[Collected data entries]
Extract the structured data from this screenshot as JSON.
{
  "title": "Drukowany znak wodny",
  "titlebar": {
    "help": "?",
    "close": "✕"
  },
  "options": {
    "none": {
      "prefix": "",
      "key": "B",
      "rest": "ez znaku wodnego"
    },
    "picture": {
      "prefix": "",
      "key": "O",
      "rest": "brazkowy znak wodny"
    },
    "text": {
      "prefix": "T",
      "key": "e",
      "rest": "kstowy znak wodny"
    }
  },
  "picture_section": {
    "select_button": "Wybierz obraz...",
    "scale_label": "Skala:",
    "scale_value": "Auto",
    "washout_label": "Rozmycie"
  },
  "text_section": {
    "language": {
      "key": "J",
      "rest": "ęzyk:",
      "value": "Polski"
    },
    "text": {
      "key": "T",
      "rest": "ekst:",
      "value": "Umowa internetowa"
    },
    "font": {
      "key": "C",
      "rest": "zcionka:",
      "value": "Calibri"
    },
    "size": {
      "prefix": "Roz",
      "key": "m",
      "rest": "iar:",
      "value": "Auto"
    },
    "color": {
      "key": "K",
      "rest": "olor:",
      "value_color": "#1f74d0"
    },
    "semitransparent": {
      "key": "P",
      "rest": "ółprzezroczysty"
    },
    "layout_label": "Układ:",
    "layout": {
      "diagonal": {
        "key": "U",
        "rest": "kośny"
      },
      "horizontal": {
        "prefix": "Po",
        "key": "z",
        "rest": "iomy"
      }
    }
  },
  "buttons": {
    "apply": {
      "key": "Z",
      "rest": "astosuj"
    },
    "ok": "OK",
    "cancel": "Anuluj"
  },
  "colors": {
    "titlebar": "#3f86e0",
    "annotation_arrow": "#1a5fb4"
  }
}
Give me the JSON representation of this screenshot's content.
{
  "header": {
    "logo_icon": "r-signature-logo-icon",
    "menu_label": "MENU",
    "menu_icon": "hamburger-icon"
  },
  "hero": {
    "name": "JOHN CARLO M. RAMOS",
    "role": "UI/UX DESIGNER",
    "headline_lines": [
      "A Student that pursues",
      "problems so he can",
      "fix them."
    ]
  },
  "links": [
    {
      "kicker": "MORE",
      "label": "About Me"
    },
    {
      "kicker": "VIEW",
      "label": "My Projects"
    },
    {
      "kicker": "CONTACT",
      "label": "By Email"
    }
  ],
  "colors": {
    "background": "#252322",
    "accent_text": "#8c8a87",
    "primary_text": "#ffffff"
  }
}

==

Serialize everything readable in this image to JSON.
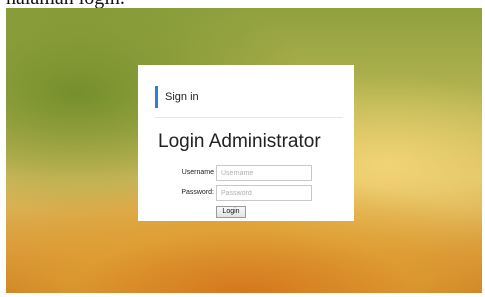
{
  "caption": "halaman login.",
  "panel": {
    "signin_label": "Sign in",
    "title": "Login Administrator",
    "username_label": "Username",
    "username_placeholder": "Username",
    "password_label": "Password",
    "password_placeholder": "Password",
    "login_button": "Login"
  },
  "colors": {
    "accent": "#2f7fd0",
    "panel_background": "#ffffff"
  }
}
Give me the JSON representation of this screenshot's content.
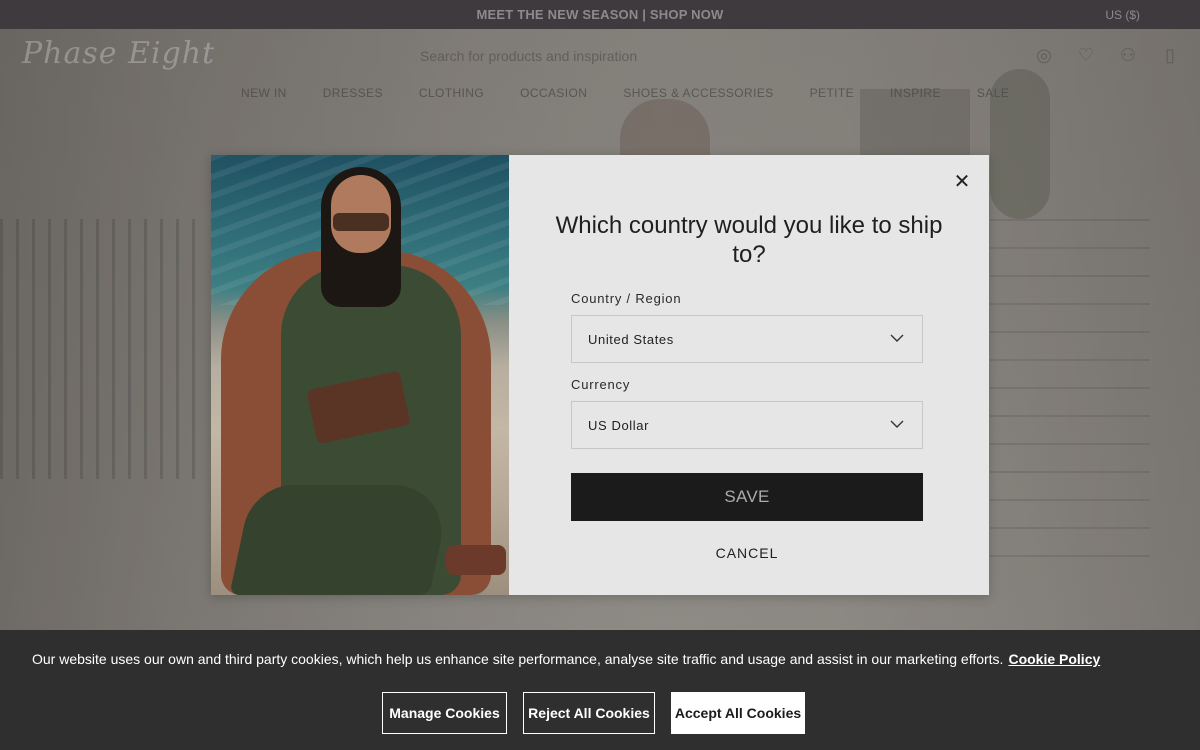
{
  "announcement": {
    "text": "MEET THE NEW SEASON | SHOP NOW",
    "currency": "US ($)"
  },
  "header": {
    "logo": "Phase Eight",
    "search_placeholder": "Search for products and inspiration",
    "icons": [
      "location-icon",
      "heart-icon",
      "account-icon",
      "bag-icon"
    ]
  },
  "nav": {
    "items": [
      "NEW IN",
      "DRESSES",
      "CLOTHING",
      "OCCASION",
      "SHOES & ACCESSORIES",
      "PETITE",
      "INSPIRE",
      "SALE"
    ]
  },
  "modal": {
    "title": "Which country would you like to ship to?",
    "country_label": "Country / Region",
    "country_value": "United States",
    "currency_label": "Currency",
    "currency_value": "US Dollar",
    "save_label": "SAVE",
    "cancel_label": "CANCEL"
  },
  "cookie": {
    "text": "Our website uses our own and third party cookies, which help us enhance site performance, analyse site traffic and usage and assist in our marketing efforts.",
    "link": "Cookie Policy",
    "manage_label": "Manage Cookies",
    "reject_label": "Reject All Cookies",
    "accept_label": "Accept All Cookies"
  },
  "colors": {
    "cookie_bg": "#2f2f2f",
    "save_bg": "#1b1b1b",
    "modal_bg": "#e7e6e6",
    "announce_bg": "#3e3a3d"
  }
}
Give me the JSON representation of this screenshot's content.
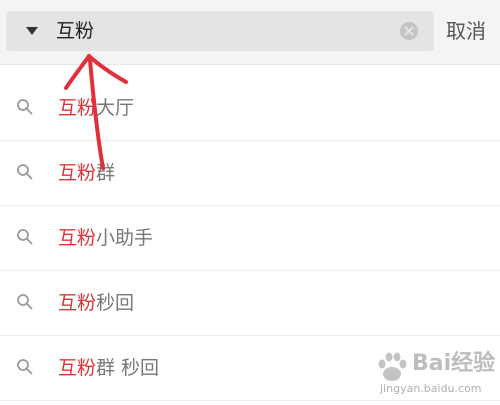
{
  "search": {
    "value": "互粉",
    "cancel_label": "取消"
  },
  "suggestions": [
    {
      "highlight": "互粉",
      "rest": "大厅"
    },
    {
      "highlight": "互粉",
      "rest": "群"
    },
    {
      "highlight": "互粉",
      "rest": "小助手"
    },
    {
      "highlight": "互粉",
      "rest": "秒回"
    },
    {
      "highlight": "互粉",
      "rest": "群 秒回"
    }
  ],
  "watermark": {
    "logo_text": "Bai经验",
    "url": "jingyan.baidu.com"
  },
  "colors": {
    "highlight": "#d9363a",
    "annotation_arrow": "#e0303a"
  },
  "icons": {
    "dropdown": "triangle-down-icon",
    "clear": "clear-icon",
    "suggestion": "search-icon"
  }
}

■ Exercise instructions ■
Find how many lines in the listing hold "wodny", and reply with that number only.

■ Result below ■
3